--- Given entries ---
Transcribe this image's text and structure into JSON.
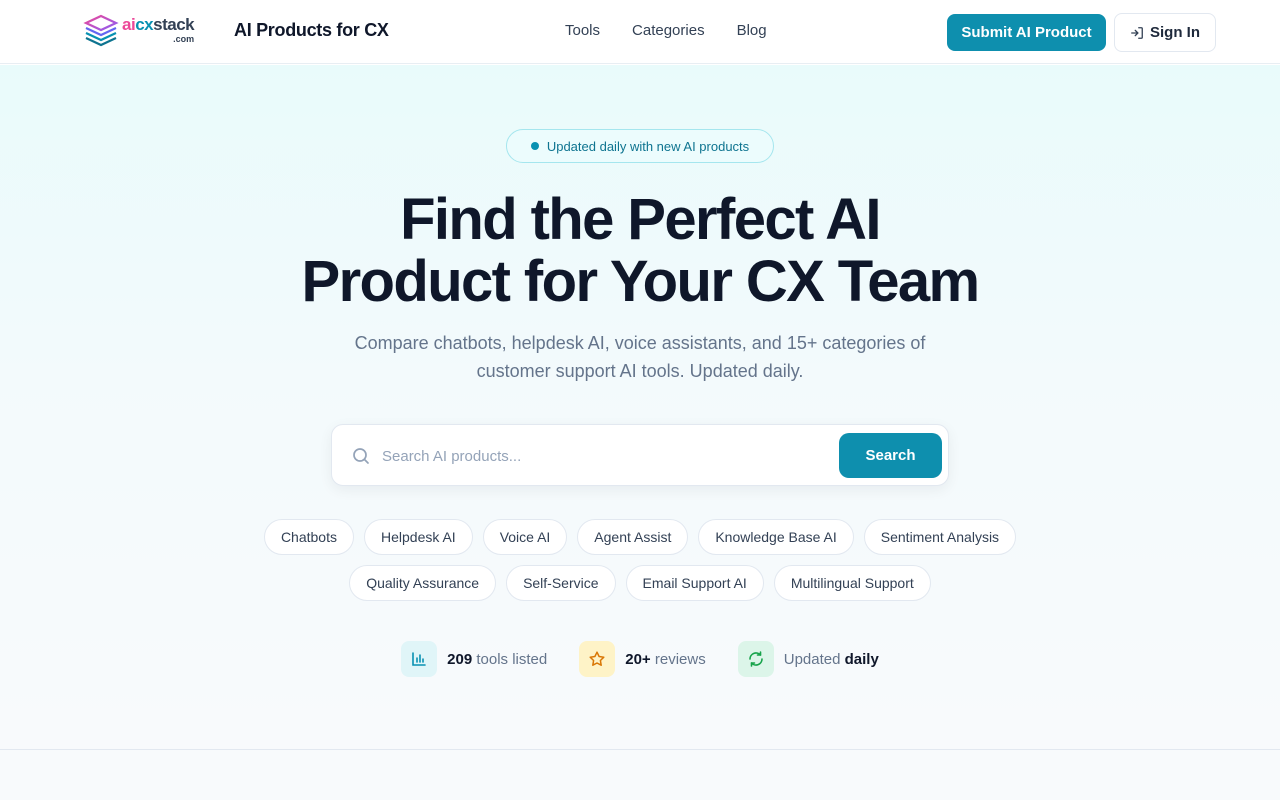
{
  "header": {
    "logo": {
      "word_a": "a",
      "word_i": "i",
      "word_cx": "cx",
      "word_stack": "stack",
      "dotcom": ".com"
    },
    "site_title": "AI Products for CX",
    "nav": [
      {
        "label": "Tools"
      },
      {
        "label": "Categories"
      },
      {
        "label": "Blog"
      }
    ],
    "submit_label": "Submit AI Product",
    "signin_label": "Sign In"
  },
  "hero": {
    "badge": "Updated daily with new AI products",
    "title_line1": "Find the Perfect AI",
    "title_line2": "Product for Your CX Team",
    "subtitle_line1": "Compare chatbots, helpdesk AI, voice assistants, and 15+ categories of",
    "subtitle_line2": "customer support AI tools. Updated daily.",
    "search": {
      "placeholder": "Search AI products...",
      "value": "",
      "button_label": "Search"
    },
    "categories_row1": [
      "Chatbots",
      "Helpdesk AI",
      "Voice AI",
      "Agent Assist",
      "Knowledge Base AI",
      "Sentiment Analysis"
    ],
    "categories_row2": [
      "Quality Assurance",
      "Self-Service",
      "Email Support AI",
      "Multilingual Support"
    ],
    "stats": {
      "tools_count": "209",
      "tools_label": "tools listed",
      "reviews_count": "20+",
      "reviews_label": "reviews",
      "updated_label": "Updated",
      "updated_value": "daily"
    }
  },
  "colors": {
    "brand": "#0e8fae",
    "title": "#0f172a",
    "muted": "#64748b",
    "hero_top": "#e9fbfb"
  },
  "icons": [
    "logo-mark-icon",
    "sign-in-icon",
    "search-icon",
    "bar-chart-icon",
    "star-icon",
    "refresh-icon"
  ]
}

* * *

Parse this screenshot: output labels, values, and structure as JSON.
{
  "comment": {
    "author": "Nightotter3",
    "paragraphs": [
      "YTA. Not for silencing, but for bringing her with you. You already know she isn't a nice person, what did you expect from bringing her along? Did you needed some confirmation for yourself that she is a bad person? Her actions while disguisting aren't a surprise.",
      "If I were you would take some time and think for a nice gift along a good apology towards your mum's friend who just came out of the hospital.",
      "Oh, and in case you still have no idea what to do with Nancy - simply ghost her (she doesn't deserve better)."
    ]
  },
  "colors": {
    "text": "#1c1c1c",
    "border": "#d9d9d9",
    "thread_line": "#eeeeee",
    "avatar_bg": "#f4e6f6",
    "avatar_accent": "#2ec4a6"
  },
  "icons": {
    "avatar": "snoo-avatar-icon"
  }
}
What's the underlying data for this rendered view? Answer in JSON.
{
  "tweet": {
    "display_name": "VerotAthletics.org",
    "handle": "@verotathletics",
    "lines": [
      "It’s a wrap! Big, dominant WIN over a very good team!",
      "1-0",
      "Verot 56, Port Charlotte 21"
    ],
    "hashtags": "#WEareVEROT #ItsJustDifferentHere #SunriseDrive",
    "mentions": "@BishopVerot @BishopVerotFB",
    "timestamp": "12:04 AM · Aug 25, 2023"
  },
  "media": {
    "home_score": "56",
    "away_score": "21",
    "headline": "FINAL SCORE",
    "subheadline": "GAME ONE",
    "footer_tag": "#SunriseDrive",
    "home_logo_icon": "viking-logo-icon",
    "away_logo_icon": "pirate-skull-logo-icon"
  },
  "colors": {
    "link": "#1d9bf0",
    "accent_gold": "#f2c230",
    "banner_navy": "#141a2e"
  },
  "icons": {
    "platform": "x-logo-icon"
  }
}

--- Goal ---
Find the word "good" in the entries above and gather every line that holds it.

--- Response below ---
      "If I were you would take some time and think for a nice gift along a good apology towards your mum's friend who just came out of the hospital.",
      "It’s a wrap! Big, dominant WIN over a very good team!",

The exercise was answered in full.